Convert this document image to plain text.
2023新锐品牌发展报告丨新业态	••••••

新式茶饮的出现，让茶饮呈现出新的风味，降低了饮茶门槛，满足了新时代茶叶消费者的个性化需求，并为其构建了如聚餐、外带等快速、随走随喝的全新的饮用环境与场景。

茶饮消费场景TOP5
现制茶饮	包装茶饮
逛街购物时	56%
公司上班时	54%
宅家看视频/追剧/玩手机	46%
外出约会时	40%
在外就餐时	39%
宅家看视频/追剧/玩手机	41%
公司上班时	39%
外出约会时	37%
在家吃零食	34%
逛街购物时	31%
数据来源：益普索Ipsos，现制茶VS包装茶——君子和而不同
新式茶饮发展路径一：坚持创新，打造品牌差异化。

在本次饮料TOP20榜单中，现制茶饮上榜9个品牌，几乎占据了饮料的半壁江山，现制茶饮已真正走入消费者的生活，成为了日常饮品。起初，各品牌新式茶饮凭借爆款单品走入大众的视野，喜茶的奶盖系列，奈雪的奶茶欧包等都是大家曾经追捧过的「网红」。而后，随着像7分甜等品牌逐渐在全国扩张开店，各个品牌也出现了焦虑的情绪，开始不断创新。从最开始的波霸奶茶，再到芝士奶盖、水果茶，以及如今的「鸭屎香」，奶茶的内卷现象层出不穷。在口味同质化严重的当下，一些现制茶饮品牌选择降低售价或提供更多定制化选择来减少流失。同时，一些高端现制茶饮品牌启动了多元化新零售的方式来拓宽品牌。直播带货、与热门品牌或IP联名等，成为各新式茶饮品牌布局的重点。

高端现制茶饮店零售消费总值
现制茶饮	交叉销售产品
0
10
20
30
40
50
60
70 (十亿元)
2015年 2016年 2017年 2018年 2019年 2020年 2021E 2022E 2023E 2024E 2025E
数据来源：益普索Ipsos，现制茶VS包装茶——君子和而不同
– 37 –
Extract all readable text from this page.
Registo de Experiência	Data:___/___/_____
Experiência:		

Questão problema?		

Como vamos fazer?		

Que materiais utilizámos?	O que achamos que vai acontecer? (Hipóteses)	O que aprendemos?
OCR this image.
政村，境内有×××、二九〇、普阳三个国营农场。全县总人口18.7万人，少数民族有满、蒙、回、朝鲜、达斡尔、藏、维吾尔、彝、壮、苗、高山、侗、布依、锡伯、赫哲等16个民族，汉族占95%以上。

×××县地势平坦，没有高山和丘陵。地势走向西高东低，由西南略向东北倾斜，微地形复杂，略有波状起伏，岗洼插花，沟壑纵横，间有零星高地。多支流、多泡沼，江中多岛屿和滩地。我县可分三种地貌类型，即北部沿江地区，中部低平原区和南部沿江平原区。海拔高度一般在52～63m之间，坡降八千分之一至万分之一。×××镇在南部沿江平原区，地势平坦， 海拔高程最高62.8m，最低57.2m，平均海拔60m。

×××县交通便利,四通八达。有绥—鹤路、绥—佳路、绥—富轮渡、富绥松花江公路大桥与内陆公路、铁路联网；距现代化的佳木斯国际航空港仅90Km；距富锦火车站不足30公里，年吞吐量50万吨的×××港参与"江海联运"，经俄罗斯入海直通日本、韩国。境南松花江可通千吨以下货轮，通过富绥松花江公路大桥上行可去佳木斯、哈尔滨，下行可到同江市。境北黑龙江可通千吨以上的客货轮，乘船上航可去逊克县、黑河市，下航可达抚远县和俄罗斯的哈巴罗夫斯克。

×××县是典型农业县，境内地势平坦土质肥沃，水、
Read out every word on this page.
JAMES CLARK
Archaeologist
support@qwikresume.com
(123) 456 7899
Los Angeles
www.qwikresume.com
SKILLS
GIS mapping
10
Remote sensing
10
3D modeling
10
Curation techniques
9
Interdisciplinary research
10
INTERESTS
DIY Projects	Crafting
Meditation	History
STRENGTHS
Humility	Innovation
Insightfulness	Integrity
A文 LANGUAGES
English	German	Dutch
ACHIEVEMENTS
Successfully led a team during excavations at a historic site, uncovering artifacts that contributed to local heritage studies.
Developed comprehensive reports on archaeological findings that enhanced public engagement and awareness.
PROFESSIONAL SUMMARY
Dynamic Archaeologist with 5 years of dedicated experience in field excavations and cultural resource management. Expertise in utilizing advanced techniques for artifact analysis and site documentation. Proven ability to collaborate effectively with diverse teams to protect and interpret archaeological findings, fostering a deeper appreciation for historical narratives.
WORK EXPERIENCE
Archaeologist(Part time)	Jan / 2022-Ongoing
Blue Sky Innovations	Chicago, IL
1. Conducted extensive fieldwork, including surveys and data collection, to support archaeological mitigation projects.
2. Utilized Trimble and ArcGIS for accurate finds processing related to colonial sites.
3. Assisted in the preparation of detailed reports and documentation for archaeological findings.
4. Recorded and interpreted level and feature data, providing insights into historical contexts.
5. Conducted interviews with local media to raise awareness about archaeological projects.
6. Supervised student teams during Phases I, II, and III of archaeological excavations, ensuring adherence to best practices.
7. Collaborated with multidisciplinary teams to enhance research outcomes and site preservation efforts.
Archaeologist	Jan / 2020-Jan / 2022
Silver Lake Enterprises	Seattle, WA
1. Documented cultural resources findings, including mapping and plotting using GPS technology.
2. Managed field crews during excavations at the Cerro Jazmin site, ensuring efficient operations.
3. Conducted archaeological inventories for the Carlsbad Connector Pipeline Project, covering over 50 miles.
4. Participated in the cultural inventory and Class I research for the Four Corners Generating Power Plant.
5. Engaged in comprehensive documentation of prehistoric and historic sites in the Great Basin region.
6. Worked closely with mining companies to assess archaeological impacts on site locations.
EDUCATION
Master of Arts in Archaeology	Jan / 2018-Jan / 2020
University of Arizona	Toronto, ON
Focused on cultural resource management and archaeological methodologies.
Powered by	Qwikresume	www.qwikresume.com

» **EXERCISE OBJECTIVE**: From the material above, copy each line that includes the word "support".

» **EXPECTED OUTPUT**:
support@qwikresume.com
1. Conducted extensive fieldwork, including surveys and data collection, to support archaeological mitigation projects.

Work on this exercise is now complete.